═══ Entries shown ═══

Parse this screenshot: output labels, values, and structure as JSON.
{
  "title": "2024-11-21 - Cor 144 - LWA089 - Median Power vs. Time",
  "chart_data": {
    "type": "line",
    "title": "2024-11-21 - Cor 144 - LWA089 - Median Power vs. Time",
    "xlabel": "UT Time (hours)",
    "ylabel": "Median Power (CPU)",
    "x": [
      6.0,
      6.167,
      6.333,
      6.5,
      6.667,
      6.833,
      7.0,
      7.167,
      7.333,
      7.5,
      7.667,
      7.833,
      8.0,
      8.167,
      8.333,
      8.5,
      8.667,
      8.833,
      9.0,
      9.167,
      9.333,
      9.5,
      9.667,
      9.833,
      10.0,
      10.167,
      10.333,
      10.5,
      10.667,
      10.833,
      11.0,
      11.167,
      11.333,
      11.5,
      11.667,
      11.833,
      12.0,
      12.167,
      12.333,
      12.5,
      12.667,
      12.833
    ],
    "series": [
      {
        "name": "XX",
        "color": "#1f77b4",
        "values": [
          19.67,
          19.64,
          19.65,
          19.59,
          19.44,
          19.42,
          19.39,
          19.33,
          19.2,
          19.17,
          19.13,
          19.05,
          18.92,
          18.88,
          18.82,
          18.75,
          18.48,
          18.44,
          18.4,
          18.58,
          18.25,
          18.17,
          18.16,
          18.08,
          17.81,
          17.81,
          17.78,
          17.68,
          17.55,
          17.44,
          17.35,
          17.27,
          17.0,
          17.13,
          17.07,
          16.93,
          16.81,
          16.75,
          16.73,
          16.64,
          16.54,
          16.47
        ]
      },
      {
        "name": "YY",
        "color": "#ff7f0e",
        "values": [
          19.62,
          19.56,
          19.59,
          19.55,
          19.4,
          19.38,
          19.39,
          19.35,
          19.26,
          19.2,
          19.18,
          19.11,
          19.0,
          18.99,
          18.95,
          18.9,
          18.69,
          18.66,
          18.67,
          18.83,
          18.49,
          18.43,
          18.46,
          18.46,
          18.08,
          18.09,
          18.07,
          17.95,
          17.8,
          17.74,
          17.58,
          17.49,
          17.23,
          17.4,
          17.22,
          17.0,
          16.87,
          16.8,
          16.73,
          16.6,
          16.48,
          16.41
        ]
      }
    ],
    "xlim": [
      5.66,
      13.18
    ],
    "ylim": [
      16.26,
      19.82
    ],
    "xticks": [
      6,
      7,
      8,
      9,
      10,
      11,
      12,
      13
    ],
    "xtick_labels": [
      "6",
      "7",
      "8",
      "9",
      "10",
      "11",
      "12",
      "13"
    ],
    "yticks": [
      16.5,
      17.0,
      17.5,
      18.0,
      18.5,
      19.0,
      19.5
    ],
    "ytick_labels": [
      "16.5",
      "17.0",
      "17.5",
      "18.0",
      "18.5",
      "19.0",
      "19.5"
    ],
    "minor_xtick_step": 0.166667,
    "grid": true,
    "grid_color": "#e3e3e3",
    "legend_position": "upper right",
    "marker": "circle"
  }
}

═══

» **Stated task**: Every entry needs to be retyped exactly.

» **Exercise response**:
Parse this screenshot: output labels, values, and structure as JSON.
{
  "title": "2024-11-21 - Cor 144 - LWA089 - Median Power vs. Time",
  "chart_data": {
    "type": "line",
    "title": "2024-11-21 - Cor 144 - LWA089 - Median Power vs. Time",
    "xlabel": "UT Time (hours)",
    "ylabel": "Median Power (CPU)",
    "x": [
      6.0,
      6.167,
      6.333,
      6.5,
      6.667,
      6.833,
      7.0,
      7.167,
      7.333,
      7.5,
      7.667,
      7.833,
      8.0,
      8.167,
      8.333,
      8.5,
      8.667,
      8.833,
      9.0,
      9.167,
      9.333,
      9.5,
      9.667,
      9.833,
      10.0,
      10.167,
      10.333,
      10.5,
      10.667,
      10.833,
      11.0,
      11.167,
      11.333,
      11.5,
      11.667,
      11.833,
      12.0,
      12.167,
      12.333,
      12.5,
      12.667,
      12.833
    ],
    "series": [
      {
        "name": "XX",
        "color": "#1f77b4",
        "values": [
          19.67,
          19.64,
          19.65,
          19.59,
          19.44,
          19.42,
          19.39,
          19.33,
          19.2,
          19.17,
          19.13,
          19.05,
          18.92,
          18.88,
          18.82,
          18.75,
          18.48,
          18.44,
          18.4,
          18.58,
          18.25,
          18.17,
          18.16,
          18.08,
          17.81,
          17.81,
          17.78,
          17.68,
          17.55,
          17.44,
          17.35,
          17.27,
          17.0,
          17.13,
          17.07,
          16.93,
          16.81,
          16.75,
          16.73,
          16.64,
          16.54,
          16.47
        ]
      },
      {
        "name": "YY",
        "color": "#ff7f0e",
        "values": [
          19.62,
          19.56,
          19.59,
          19.55,
          19.4,
          19.38,
          19.39,
          19.35,
          19.26,
          19.2,
          19.18,
          19.11,
          19.0,
          18.99,
          18.95,
          18.9,
          18.69,
          18.66,
          18.67,
          18.83,
          18.49,
          18.43,
          18.46,
          18.46,
          18.08,
          18.09,
          18.07,
          17.95,
          17.8,
          17.74,
          17.58,
          17.49,
          17.23,
          17.4,
          17.22,
          17.0,
          16.87,
          16.8,
          16.73,
          16.6,
          16.48,
          16.41
        ]
      }
    ],
    "xlim": [
      5.66,
      13.18
    ],
    "ylim": [
      16.26,
      19.82
    ],
    "xticks": [
      6,
      7,
      8,
      9,
      10,
      11,
      12,
      13
    ],
    "xtick_labels": [
      "6",
      "7",
      "8",
      "9",
      "10",
      "11",
      "12",
      "13"
    ],
    "yticks": [
      16.5,
      17.0,
      17.5,
      18.0,
      18.5,
      19.0,
      19.5
    ],
    "ytick_labels": [
      "16.5",
      "17.0",
      "17.5",
      "18.0",
      "18.5",
      "19.0",
      "19.5"
    ],
    "minor_xtick_step": 0.166667,
    "grid": true,
    "grid_color": "#e3e3e3",
    "legend_position": "upper right",
    "marker": "circle"
  }
}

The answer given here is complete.